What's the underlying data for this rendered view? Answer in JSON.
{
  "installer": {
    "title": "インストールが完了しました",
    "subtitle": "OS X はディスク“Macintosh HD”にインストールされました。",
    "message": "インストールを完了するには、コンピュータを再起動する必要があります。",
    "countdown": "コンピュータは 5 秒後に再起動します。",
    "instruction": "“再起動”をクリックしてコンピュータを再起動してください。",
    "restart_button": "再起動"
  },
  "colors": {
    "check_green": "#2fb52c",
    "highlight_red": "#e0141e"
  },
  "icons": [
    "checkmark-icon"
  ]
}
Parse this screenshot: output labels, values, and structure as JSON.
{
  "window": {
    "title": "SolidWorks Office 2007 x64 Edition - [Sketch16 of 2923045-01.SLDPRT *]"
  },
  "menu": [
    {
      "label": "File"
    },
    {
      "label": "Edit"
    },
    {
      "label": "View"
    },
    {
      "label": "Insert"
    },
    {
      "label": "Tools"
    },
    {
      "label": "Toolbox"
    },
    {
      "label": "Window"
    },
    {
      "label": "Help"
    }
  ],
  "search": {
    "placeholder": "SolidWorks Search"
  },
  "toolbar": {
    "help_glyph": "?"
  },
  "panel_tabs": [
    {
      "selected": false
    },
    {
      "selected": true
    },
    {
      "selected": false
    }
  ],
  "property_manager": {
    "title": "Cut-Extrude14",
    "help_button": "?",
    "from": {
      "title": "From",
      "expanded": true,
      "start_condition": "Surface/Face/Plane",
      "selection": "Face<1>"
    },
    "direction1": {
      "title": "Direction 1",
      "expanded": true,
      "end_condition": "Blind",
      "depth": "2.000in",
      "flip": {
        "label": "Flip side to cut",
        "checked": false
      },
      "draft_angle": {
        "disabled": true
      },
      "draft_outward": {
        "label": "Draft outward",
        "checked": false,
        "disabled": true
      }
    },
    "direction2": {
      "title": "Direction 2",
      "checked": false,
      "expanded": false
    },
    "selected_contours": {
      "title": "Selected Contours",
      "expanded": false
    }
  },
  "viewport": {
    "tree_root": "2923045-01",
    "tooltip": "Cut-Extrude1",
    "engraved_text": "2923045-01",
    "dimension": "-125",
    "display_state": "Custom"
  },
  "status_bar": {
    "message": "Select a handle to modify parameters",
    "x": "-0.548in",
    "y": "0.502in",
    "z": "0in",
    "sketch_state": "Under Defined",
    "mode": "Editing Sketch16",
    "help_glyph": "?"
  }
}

**Instructions for the task:**
Retype every record above exactly as written.

**Result:**
What's the underlying data for this rendered view? Answer in JSON.
{
  "installer": {
    "title": "インストールが完了しました",
    "subtitle": "OS X はディスク“Macintosh HD”にインストールされました。",
    "message": "インストールを完了するには、コンピュータを再起動する必要があります。",
    "countdown": "コンピュータは 5 秒後に再起動します。",
    "instruction": "“再起動”をクリックしてコンピュータを再起動してください。",
    "restart_button": "再起動"
  },
  "colors": {
    "check_green": "#2fb52c",
    "highlight_red": "#e0141e"
  },
  "icons": [
    "checkmark-icon"
  ]
}
Parse this screenshot: output labels, values, and structure as JSON.
{
  "window": {
    "title": "SolidWorks Office 2007 x64 Edition - [Sketch16 of 2923045-01.SLDPRT *]"
  },
  "menu": [
    {
      "label": "File"
    },
    {
      "label": "Edit"
    },
    {
      "label": "View"
    },
    {
      "label": "Insert"
    },
    {
      "label": "Tools"
    },
    {
      "label": "Toolbox"
    },
    {
      "label": "Window"
    },
    {
      "label": "Help"
    }
  ],
  "search": {
    "placeholder": "SolidWorks Search"
  },
  "toolbar": {
    "help_glyph": "?"
  },
  "panel_tabs": [
    {
      "selected": false
    },
    {
      "selected": true
    },
    {
      "selected": false
    }
  ],
  "property_manager": {
    "title": "Cut-Extrude14",
    "help_button": "?",
    "from": {
      "title": "From",
      "expanded": true,
      "start_condition": "Surface/Face/Plane",
      "selection": "Face<1>"
    },
    "direction1": {
      "title": "Direction 1",
      "expanded": true,
      "end_condition": "Blind",
      "depth": "2.000in",
      "flip": {
        "label": "Flip side to cut",
        "checked": false
      },
      "draft_angle": {
        "disabled": true
      },
      "draft_outward": {
        "label": "Draft outward",
        "checked": false,
        "disabled": true
      }
    },
    "direction2": {
      "title": "Direction 2",
      "checked": false,
      "expanded": false
    },
    "selected_contours": {
      "title": "Selected Contours",
      "expanded": false
    }
  },
  "viewport": {
    "tree_root": "2923045-01",
    "tooltip": "Cut-Extrude1",
    "engraved_text": "2923045-01",
    "dimension": "-125",
    "display_state": "Custom"
  },
  "status_bar": {
    "message": "Select a handle to modify parameters",
    "x": "-0.548in",
    "y": "0.502in",
    "z": "0in",
    "sketch_state": "Under Defined",
    "mode": "Editing Sketch16",
    "help_glyph": "?"
  }
}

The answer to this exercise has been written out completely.